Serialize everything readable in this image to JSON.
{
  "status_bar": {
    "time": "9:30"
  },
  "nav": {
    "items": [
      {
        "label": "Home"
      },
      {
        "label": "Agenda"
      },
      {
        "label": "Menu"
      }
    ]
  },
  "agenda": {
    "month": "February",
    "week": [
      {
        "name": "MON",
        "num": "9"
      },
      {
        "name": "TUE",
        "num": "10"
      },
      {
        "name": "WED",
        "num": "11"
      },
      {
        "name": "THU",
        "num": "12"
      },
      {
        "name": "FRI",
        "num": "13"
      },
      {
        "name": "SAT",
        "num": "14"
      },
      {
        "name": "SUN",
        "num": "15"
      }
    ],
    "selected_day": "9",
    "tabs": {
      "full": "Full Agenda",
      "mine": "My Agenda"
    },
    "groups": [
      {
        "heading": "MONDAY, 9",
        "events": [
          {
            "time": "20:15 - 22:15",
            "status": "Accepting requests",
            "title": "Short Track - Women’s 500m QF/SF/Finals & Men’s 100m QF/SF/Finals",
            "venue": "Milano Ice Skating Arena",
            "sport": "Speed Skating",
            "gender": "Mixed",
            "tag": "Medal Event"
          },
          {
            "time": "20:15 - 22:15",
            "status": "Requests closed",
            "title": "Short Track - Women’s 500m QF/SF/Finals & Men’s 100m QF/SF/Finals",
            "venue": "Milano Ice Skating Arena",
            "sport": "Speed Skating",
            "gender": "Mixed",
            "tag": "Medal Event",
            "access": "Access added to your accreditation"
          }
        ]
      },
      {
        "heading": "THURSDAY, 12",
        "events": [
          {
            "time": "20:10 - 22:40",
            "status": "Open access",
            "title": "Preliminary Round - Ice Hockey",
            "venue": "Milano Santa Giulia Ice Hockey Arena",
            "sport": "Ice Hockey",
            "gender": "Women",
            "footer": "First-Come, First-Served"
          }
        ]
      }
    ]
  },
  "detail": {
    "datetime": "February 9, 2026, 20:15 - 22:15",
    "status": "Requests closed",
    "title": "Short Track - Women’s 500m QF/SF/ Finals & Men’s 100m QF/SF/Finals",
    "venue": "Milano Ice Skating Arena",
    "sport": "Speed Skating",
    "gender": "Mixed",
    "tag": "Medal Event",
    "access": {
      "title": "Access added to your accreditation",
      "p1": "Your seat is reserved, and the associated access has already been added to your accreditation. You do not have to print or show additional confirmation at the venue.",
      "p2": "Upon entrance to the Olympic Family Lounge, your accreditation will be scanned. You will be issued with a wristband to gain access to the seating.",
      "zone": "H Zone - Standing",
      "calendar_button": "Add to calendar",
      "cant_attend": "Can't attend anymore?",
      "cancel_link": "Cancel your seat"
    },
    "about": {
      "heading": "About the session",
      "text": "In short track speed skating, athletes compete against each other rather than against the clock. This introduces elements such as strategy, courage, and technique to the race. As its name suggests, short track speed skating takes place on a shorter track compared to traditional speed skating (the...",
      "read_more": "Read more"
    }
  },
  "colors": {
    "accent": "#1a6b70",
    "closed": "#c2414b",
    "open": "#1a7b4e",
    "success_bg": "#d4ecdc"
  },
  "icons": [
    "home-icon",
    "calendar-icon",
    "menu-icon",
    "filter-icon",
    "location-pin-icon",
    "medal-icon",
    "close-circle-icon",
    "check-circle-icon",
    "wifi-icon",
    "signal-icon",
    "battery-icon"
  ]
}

### Stated exercise
Collect the lines of the data that carry the word "closed".

### Task output
            "status": "Requests closed",
    "status": "Requests closed",
    "closed": "#c2414b",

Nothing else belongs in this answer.